# Set task
In your copy, repeat the records exactly and leave out the pictures.

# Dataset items
◆ ◆ ◆
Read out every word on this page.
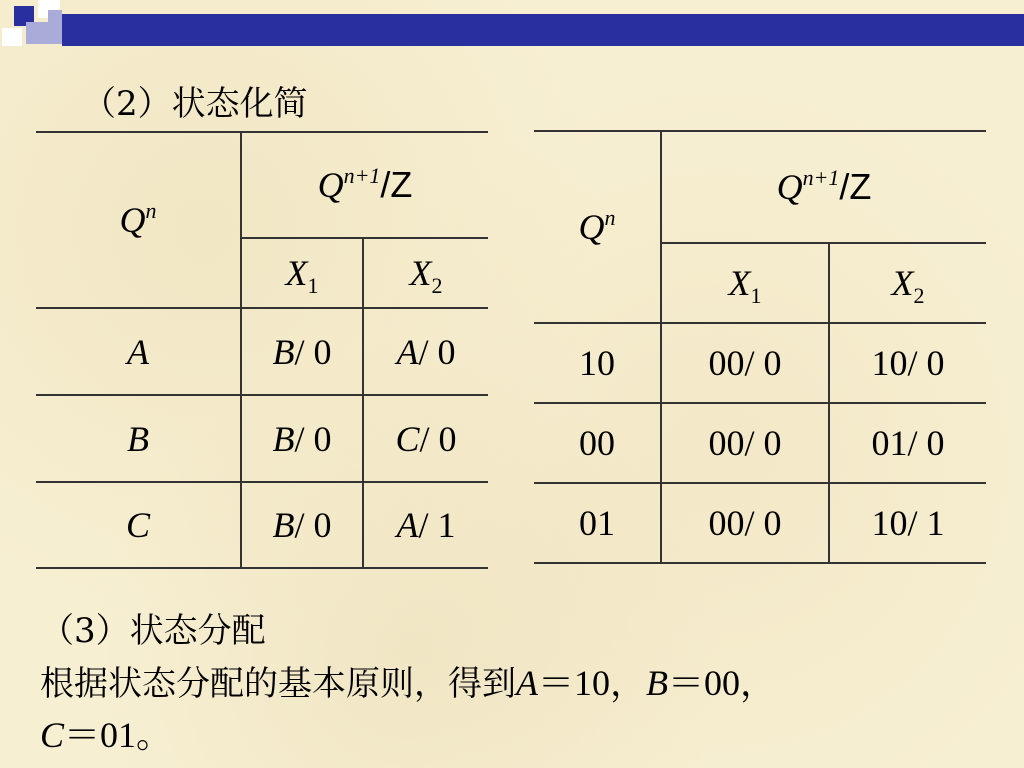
（2）状态化简
$Q^n$	$Q^{n+1}/Z$	
	$X_1$	$X_2$
A	B/ 0	A/ 0
B	B/ 0	C/ 0
C	B/ 0	A/ 1
$Q^n$	$Q^{n+1}/Z$	
	$X_1$	$X_2$
10	00/ 0	10/ 0
00	00/ 0	01/ 0
01	00/ 0	10/ 1
（3）状态分配
根据状态分配的基本原则，得到A＝10，B＝00，
C＝01。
◆ ◆ ◆
# Solution to this problem
Read out every word on this page.
（2）状态化简
$Q^n$	$Q^{n+1}/Z$	
	$X_1$	$X_2$
A	B/ 0	A/ 0
B	B/ 0	C/ 0
C	B/ 0	A/ 1
$Q^n$	$Q^{n+1}/Z$	
	$X_1$	$X_2$
10	00/ 0	10/ 0
00	00/ 0	01/ 0
01	00/ 0	10/ 1
（3）状态分配
根据状态分配的基本原则，得到A＝10，B＝00，
C＝01。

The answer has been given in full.